- [Directive] Retype the material word for word.

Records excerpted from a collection
■ ■ ■ ■

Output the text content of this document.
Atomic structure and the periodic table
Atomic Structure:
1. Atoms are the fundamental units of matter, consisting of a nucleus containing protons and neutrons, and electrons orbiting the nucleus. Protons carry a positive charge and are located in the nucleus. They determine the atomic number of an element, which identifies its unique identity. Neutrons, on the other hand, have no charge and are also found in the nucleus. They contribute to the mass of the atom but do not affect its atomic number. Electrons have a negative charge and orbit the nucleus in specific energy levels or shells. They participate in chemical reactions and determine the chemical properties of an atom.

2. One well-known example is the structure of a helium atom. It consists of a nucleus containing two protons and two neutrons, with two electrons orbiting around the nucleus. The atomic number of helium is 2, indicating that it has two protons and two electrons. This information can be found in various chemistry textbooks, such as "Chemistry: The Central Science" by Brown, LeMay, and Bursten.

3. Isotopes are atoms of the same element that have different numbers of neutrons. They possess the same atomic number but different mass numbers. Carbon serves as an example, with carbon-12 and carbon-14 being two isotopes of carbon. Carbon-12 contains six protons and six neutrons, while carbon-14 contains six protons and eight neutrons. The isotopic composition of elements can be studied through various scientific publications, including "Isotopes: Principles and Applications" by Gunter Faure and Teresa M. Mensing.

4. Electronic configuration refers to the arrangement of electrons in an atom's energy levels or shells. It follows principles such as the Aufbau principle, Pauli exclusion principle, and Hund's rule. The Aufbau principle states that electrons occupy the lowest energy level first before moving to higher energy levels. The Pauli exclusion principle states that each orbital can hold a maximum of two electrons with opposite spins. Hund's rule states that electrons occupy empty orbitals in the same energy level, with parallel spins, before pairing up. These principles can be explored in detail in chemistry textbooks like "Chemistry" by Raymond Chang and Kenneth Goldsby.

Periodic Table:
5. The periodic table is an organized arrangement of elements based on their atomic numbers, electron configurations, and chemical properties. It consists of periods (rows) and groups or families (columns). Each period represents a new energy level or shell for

■ ■ ■ ■

- [Response]
Output the text content of this document.
Atomic structure and the periodic table
Atomic Structure:
1. Atoms are the fundamental units of matter, consisting of a nucleus containing protons and neutrons, and electrons orbiting the nucleus. Protons carry a positive charge and are located in the nucleus. They determine the atomic number of an element, which identifies its unique identity. Neutrons, on the other hand, have no charge and are also found in the nucleus. They contribute to the mass of the atom but do not affect its atomic number. Electrons have a negative charge and orbit the nucleus in specific energy levels or shells. They participate in chemical reactions and determine the chemical properties of an atom.

2. One well-known example is the structure of a helium atom. It consists of a nucleus containing two protons and two neutrons, with two electrons orbiting around the nucleus. The atomic number of helium is 2, indicating that it has two protons and two electrons. This information can be found in various chemistry textbooks, such as "Chemistry: The Central Science" by Brown, LeMay, and Bursten.

3. Isotopes are atoms of the same element that have different numbers of neutrons. They possess the same atomic number but different mass numbers. Carbon serves as an example, with carbon-12 and carbon-14 being two isotopes of carbon. Carbon-12 contains six protons and six neutrons, while carbon-14 contains six protons and eight neutrons. The isotopic composition of elements can be studied through various scientific publications, including "Isotopes: Principles and Applications" by Gunter Faure and Teresa M. Mensing.

4. Electronic configuration refers to the arrangement of electrons in an atom's energy levels or shells. It follows principles such as the Aufbau principle, Pauli exclusion principle, and Hund's rule. The Aufbau principle states that electrons occupy the lowest energy level first before moving to higher energy levels. The Pauli exclusion principle states that each orbital can hold a maximum of two electrons with opposite spins. Hund's rule states that electrons occupy empty orbitals in the same energy level, with parallel spins, before pairing up. These principles can be explored in detail in chemistry textbooks like "Chemistry" by Raymond Chang and Kenneth Goldsby.

Periodic Table:
5. The periodic table is an organized arrangement of elements based on their atomic numbers, electron configurations, and chemical properties. It consists of periods (rows) and groups or families (columns). Each period represents a new energy level or shell for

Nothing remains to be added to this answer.